# [RECORDS TO PROCESS]

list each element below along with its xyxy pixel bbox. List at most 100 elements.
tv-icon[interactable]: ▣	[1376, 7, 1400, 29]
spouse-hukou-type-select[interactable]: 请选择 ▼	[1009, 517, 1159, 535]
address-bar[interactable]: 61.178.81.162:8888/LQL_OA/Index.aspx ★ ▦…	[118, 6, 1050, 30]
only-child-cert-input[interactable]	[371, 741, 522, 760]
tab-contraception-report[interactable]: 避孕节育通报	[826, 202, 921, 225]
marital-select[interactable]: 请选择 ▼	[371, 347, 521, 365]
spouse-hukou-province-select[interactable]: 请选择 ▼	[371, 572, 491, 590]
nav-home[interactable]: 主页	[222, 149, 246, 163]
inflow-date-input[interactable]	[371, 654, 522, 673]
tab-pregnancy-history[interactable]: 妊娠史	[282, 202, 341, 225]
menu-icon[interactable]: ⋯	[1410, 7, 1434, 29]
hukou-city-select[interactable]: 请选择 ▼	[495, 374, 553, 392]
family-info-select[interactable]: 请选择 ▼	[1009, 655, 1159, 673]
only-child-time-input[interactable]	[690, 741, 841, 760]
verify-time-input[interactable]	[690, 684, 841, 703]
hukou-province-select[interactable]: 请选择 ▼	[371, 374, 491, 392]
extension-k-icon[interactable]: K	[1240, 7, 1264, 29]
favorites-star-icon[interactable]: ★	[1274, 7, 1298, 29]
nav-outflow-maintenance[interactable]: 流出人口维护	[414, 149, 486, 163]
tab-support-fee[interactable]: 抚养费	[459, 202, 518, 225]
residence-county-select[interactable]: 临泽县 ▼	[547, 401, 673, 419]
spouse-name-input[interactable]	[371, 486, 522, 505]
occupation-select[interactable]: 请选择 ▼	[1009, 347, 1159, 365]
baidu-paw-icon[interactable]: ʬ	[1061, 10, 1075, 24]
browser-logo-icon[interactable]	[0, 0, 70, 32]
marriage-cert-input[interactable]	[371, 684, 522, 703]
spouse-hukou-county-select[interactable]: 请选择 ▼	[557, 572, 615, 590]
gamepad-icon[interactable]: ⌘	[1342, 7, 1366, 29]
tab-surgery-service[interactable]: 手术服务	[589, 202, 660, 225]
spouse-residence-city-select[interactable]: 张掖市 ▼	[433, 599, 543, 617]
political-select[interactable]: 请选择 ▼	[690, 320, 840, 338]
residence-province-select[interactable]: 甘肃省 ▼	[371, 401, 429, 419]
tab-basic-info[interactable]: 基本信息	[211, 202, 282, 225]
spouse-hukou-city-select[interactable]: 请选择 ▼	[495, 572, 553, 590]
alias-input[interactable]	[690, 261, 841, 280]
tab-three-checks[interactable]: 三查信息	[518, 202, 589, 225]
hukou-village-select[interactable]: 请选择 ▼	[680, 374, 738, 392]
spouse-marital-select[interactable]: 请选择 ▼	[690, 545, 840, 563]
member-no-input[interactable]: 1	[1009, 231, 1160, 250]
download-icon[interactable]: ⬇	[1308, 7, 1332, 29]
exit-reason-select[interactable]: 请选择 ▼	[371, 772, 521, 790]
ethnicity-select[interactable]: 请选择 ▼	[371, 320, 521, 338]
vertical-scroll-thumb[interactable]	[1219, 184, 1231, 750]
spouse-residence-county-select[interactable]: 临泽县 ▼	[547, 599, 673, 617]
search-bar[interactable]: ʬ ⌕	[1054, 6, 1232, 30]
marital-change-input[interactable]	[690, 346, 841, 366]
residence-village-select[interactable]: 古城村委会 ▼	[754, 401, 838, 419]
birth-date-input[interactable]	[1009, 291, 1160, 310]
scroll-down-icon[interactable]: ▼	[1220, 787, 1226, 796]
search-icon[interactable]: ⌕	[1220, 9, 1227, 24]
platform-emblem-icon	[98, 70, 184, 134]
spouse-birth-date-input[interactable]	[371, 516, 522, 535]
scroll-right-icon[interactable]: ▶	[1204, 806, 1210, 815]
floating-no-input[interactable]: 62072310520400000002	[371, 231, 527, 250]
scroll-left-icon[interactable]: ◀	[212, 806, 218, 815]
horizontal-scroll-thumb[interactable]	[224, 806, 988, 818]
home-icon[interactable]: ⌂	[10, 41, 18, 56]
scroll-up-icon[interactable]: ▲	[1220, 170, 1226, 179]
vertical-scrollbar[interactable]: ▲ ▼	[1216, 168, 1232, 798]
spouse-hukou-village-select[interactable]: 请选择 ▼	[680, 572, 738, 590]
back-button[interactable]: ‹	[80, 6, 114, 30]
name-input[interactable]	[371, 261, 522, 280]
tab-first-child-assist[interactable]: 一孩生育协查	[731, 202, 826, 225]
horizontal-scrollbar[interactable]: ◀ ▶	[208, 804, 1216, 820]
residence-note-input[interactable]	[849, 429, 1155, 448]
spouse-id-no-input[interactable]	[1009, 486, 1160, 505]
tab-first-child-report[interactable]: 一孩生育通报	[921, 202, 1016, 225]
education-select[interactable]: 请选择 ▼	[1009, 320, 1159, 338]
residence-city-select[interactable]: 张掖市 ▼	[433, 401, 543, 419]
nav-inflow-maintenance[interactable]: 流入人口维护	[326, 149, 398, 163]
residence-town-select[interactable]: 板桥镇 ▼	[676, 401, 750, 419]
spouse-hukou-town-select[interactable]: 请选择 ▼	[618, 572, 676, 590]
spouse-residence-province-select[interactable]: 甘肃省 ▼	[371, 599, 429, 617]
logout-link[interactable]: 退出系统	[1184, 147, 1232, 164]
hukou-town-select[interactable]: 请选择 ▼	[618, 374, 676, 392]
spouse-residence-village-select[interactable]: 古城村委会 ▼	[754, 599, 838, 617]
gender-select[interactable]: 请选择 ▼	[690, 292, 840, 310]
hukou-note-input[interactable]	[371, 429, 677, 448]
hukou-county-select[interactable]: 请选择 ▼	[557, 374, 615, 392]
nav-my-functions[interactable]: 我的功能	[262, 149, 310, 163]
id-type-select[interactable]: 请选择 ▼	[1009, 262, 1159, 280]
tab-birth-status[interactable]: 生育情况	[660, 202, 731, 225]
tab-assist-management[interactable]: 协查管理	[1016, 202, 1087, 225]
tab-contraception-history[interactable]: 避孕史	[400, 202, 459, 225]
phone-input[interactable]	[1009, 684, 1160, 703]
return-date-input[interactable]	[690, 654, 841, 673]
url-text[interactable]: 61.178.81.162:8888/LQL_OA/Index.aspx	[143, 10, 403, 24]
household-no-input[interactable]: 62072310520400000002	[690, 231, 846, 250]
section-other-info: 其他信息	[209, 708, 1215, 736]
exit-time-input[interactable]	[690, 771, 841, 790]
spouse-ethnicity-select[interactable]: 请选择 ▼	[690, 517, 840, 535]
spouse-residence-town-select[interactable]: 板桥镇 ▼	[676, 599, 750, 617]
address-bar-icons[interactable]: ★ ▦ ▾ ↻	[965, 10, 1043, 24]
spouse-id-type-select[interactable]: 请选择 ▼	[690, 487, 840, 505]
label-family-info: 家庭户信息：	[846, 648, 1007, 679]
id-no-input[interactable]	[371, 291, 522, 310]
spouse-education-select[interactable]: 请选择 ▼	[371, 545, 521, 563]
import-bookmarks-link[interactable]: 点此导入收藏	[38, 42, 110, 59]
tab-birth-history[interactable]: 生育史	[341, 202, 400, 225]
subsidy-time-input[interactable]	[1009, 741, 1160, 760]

# [TASK]
Copy out all of the lines above, character for character, with nothing changed.

# [SOLUTION FOR THIS PROBLEM]
list each element below along with its xyxy pixel bbox. List at most 100 elements.
tv-icon[interactable]: ▣	[1376, 7, 1400, 29]
spouse-hukou-type-select[interactable]: 请选择 ▼	[1009, 517, 1159, 535]
address-bar[interactable]: 61.178.81.162:8888/LQL_OA/Index.aspx ★ ▦…	[118, 6, 1050, 30]
only-child-cert-input[interactable]	[371, 741, 522, 760]
tab-contraception-report[interactable]: 避孕节育通报	[826, 202, 921, 225]
marital-select[interactable]: 请选择 ▼	[371, 347, 521, 365]
spouse-hukou-province-select[interactable]: 请选择 ▼	[371, 572, 491, 590]
nav-home[interactable]: 主页	[222, 149, 246, 163]
inflow-date-input[interactable]	[371, 654, 522, 673]
tab-pregnancy-history[interactable]: 妊娠史	[282, 202, 341, 225]
menu-icon[interactable]: ⋯	[1410, 7, 1434, 29]
hukou-city-select[interactable]: 请选择 ▼	[495, 374, 553, 392]
family-info-select[interactable]: 请选择 ▼	[1009, 655, 1159, 673]
only-child-time-input[interactable]	[690, 741, 841, 760]
verify-time-input[interactable]	[690, 684, 841, 703]
hukou-province-select[interactable]: 请选择 ▼	[371, 374, 491, 392]
extension-k-icon[interactable]: K	[1240, 7, 1264, 29]
favorites-star-icon[interactable]: ★	[1274, 7, 1298, 29]
nav-outflow-maintenance[interactable]: 流出人口维护	[414, 149, 486, 163]
tab-support-fee[interactable]: 抚养费	[459, 202, 518, 225]
residence-county-select[interactable]: 临泽县 ▼	[547, 401, 673, 419]
spouse-name-input[interactable]	[371, 486, 522, 505]
occupation-select[interactable]: 请选择 ▼	[1009, 347, 1159, 365]
baidu-paw-icon[interactable]: ʬ	[1061, 10, 1075, 24]
browser-logo-icon[interactable]	[0, 0, 70, 32]
marriage-cert-input[interactable]	[371, 684, 522, 703]
spouse-hukou-county-select[interactable]: 请选择 ▼	[557, 572, 615, 590]
gamepad-icon[interactable]: ⌘	[1342, 7, 1366, 29]
tab-surgery-service[interactable]: 手术服务	[589, 202, 660, 225]
spouse-residence-city-select[interactable]: 张掖市 ▼	[433, 599, 543, 617]
political-select[interactable]: 请选择 ▼	[690, 320, 840, 338]
residence-province-select[interactable]: 甘肃省 ▼	[371, 401, 429, 419]
tab-basic-info[interactable]: 基本信息	[211, 202, 282, 225]
spouse-hukou-city-select[interactable]: 请选择 ▼	[495, 572, 553, 590]
alias-input[interactable]	[690, 261, 841, 280]
tab-three-checks[interactable]: 三查信息	[518, 202, 589, 225]
hukou-village-select[interactable]: 请选择 ▼	[680, 374, 738, 392]
spouse-marital-select[interactable]: 请选择 ▼	[690, 545, 840, 563]
member-no-input[interactable]: 1	[1009, 231, 1160, 250]
download-icon[interactable]: ⬇	[1308, 7, 1332, 29]
exit-reason-select[interactable]: 请选择 ▼	[371, 772, 521, 790]
ethnicity-select[interactable]: 请选择 ▼	[371, 320, 521, 338]
vertical-scroll-thumb[interactable]	[1219, 184, 1231, 750]
spouse-residence-county-select[interactable]: 临泽县 ▼	[547, 599, 673, 617]
search-bar[interactable]: ʬ ⌕	[1054, 6, 1232, 30]
marital-change-input[interactable]	[690, 346, 841, 366]
residence-village-select[interactable]: 古城村委会 ▼	[754, 401, 838, 419]
birth-date-input[interactable]	[1009, 291, 1160, 310]
scroll-down-icon[interactable]: ▼	[1220, 787, 1226, 796]
search-icon[interactable]: ⌕	[1220, 9, 1227, 24]
platform-emblem-icon	[98, 70, 184, 134]
spouse-birth-date-input[interactable]	[371, 516, 522, 535]
scroll-right-icon[interactable]: ▶	[1204, 806, 1210, 815]
floating-no-input[interactable]: 62072310520400000002	[371, 231, 527, 250]
scroll-left-icon[interactable]: ◀	[212, 806, 218, 815]
horizontal-scroll-thumb[interactable]	[224, 806, 988, 818]
home-icon[interactable]: ⌂	[10, 41, 18, 56]
scroll-up-icon[interactable]: ▲	[1220, 170, 1226, 179]
vertical-scrollbar[interactable]: ▲ ▼	[1216, 168, 1232, 798]
spouse-hukou-village-select[interactable]: 请选择 ▼	[680, 572, 738, 590]
back-button[interactable]: ‹	[80, 6, 114, 30]
name-input[interactable]	[371, 261, 522, 280]
tab-first-child-assist[interactable]: 一孩生育协查	[731, 202, 826, 225]
horizontal-scrollbar[interactable]: ◀ ▶	[208, 804, 1216, 820]
residence-note-input[interactable]	[849, 429, 1155, 448]
spouse-id-no-input[interactable]	[1009, 486, 1160, 505]
tab-first-child-report[interactable]: 一孩生育通报	[921, 202, 1016, 225]
education-select[interactable]: 请选择 ▼	[1009, 320, 1159, 338]
residence-city-select[interactable]: 张掖市 ▼	[433, 401, 543, 419]
nav-inflow-maintenance[interactable]: 流入人口维护	[326, 149, 398, 163]
residence-town-select[interactable]: 板桥镇 ▼	[676, 401, 750, 419]
spouse-hukou-town-select[interactable]: 请选择 ▼	[618, 572, 676, 590]
spouse-residence-province-select[interactable]: 甘肃省 ▼	[371, 599, 429, 617]
logout-link[interactable]: 退出系统	[1184, 147, 1232, 164]
hukou-town-select[interactable]: 请选择 ▼	[618, 374, 676, 392]
spouse-residence-village-select[interactable]: 古城村委会 ▼	[754, 599, 838, 617]
gender-select[interactable]: 请选择 ▼	[690, 292, 840, 310]
hukou-note-input[interactable]	[371, 429, 677, 448]
hukou-county-select[interactable]: 请选择 ▼	[557, 374, 615, 392]
nav-my-functions[interactable]: 我的功能	[262, 149, 310, 163]
id-type-select[interactable]: 请选择 ▼	[1009, 262, 1159, 280]
tab-birth-status[interactable]: 生育情况	[660, 202, 731, 225]
tab-assist-management[interactable]: 协查管理	[1016, 202, 1087, 225]
tab-contraception-history[interactable]: 避孕史	[400, 202, 459, 225]
phone-input[interactable]	[1009, 684, 1160, 703]
return-date-input[interactable]	[690, 654, 841, 673]
url-text[interactable]: 61.178.81.162:8888/LQL_OA/Index.aspx	[143, 10, 403, 24]
household-no-input[interactable]: 62072310520400000002	[690, 231, 846, 250]
section-other-info: 其他信息	[209, 708, 1215, 736]
exit-time-input[interactable]	[690, 771, 841, 790]
spouse-ethnicity-select[interactable]: 请选择 ▼	[690, 517, 840, 535]
spouse-residence-town-select[interactable]: 板桥镇 ▼	[676, 599, 750, 617]
address-bar-icons[interactable]: ★ ▦ ▾ ↻	[965, 10, 1043, 24]
spouse-id-type-select[interactable]: 请选择 ▼	[690, 487, 840, 505]
label-family-info: 家庭户信息：	[846, 648, 1007, 679]
id-no-input[interactable]	[371, 291, 522, 310]
spouse-education-select[interactable]: 请选择 ▼	[371, 545, 521, 563]
import-bookmarks-link[interactable]: 点此导入收藏	[38, 42, 110, 59]
tab-birth-history[interactable]: 生育史	[341, 202, 400, 225]
subsidy-time-input[interactable]	[1009, 741, 1160, 760]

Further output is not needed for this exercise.